I see that the latest release of Dexie.Observable is 1.0.0-beta.5. When is Dexie.Observable planned to be moved out of beta status?

dfahlander commented 5 years ago

The plan is to rewrite it from scratch. There are no planned timelines.

demonking commented 3 years ago

what are the plans here after about 2 years?

dfahlander commented 3 years ago

As there is a built-in observability framework in the latest versions of dexie which is way more robust and performant than Dexie.Observable as it doesn't need to track changes persistently, the plan is to advertise the use of liveQuery(), and possibly some upcoming lower-level alternatives based on the same built-in framework.

Today you can use liveQuery() if you npm install dexie@next and you can also subscribe to Dexie.on('txcommitted', changeParts => {...}) if you need a lower level alternative. This event will probably be renamed and moved to a custom DOM event and liveQuery() may be moved out from dexie to its own package, as is already done with the react hook that is built on top of it [useLiveQuery()](https://dexie.org/docs/dexie-react-hooks/useLiveQuery()) (see PR #1244). Except from that, the API's are stable to use.

The new observability framwork triggers an event once a certain query would become affected by a mutation. The user is responsible of re-querying to see the new data (in the lower-level case where you just listen to Dexie.on('txcommitted'). If you however, use the high level api liveQuery() the framework will compute whether your query needs to be re-executed or not and you don't need to think about interpreting the event data (see sample below).

To install:

npm i dexie@next

Usage examples:

import Dexie, { liveQuery } from 'dexie';

const db = new Dexie('observableStuff');
db.version(1).stores({
  items: 'id, date, productId',
  products: 'id, price, name'
});

// Subscribe to changes:

const observable = liveQuery(
  // Provide a callback that queries your database(s) and returns a promise:
  async () => {
    const thisMorning = new Date().setHours(0);
    const todaysItems = await db.table('items')
      .where('date')
      .above(thisMorning)
      .toArray();

    // Join with product name and price
    return await Promise.all(
      todaysItems.map(async item => {
        const product = await db.table('products').get(item.productId);
        return {
          ...item,
          price: product.price,
          name: product.name
        };
      })
    );
);

const subscription = observable.subscribe(
   items => console.log(items);
);

// Now, whenever a mutation happens that would affect any of the queries
// in the above callback, it will be reexecuted and return the updated data.

// For example, this mutation:
db.table('products').update(77, { price: 2195 }) 
// ...will trigger re-execution only if you have a recent item with productId: 77

// And this mutation:
db.table('items').delete(4)
// ...will trigger re-execution only if you have a recent item with id 4.

So far, dexie docs only covers the react hook [useLiveQuery()](https://dexie.org/docs/dexie-react-hooks/useLiveQuery()) and not yet the plain liveQuery() as the latter may be moved to its own package. This is also the reason dexie 3.2 is still considered beta. We don't want to change API's once it is released as stable. But building your app on it is rather risk free as it will be a piece of cake to import it differently when it goes stable.

Different Use Cases

liveQuery() [useLiveQuery()](https://dexie.org/docs/dexie-react-hooks/useLiveQuery()) are designed for app developers and GUI framworks to gain reactivity. But if the purpose of observability is sync, you will need to track changes somehow, similarly to how Dexie.Observable does it. Today, we're putting all efforts on that into dexie-cloud-addon which is a new and better Dexie.Syncable with a more batteries-included solution and a defined protocol for syncing. Mutation tracking can be done as a middleware similar to how it is implemented in dexie-cloud-addon if you need to do it for your own case. We might break out parts of dexie-cloud-addon in future to make it easier to reuse and to built your own sync client. But the focus now is getting dexie cloud out and make it stable.

Information →
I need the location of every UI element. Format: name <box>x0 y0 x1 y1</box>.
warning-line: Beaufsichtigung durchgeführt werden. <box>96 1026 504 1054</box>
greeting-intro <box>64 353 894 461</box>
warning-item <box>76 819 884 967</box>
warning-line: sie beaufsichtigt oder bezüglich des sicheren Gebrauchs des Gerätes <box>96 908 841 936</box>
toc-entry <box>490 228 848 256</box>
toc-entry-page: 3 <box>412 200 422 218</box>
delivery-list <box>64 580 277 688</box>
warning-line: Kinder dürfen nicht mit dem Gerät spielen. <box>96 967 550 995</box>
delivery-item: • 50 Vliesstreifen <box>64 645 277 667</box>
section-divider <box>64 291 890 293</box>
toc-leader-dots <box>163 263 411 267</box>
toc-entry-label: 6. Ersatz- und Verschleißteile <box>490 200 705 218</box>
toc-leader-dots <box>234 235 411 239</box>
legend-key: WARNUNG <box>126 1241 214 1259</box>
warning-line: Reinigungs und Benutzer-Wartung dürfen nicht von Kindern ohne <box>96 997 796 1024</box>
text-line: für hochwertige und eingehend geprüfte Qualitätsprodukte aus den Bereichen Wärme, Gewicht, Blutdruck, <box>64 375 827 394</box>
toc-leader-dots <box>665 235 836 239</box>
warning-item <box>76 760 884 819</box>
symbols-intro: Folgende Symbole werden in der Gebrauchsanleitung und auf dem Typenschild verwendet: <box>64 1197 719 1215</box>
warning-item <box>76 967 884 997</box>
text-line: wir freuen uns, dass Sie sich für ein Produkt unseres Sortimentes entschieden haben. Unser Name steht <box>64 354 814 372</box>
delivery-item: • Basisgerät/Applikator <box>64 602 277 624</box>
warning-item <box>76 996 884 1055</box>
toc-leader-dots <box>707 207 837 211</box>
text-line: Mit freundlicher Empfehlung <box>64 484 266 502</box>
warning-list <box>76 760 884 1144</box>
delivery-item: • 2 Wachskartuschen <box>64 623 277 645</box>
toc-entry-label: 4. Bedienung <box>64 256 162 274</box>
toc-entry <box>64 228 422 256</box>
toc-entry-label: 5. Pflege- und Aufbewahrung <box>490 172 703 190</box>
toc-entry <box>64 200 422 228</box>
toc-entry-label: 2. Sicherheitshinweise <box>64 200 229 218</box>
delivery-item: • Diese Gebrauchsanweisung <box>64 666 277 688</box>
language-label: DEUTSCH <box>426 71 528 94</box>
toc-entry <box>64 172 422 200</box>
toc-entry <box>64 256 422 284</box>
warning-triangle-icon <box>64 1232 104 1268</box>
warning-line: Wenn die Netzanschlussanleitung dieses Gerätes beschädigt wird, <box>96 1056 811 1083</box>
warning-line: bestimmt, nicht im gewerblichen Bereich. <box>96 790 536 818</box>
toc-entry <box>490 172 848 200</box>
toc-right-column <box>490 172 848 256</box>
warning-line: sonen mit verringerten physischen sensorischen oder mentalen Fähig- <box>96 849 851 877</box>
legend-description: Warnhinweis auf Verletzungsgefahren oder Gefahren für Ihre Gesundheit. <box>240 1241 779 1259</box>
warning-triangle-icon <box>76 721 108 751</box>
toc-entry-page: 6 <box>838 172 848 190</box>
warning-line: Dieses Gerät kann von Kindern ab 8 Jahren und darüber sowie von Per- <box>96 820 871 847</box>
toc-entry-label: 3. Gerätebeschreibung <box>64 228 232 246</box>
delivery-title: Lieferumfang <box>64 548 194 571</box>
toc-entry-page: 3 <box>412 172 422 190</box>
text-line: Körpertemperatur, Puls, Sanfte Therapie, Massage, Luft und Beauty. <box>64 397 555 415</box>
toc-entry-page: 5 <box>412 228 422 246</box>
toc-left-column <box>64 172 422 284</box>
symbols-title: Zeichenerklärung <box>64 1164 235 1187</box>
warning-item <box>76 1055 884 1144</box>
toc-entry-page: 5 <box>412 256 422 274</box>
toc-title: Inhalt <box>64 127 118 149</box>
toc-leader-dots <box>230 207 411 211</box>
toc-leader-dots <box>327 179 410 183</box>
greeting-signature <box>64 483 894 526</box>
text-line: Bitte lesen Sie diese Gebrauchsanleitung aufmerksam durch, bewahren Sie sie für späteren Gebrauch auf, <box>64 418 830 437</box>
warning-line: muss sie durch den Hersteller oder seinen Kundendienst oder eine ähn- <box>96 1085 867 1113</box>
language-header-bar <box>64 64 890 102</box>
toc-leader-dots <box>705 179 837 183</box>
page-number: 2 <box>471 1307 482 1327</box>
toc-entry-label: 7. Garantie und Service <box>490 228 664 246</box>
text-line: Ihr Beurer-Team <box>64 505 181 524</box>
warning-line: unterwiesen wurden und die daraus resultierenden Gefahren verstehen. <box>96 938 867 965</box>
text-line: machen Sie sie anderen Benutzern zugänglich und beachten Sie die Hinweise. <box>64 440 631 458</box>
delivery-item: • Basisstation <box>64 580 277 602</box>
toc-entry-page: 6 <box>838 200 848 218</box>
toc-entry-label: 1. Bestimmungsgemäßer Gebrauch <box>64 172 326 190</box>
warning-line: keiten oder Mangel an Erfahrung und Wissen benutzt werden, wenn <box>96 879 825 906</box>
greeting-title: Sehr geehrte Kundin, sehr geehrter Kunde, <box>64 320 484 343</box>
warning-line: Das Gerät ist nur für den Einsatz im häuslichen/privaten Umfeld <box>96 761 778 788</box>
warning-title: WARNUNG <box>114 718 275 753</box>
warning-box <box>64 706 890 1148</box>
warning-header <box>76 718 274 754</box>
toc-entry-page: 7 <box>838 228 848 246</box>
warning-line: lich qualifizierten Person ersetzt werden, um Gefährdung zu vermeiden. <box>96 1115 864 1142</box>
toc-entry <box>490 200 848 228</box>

Prompt A → What command does the Dexie.Observable discussion give for installing the new version of dexie?
Prompt B → Put this sentence from the Dexie.Observable discussion into Spanish: "We don't want to change API's once it is released as stable."
Prompt C → Transcribe the Dexie.Observable discussion from "As there is" up to and including "same built-in framework.".
You can ignore the lines; they have nothing to do with this.

Exercise output A → npm i dexie@next

Exercise output B → No queremos cambiar las API una vez que se publique como estable.

Exercise output C →
As there is a built-in observability framework in the latest versions of dexie which is way more robust and performant than Dexie.Observable as it doesn't need to track changes persistently, the plan is to advertise the use of liveQuery(), and possibly some upcoming lower-level alternatives based on the same built-in framework.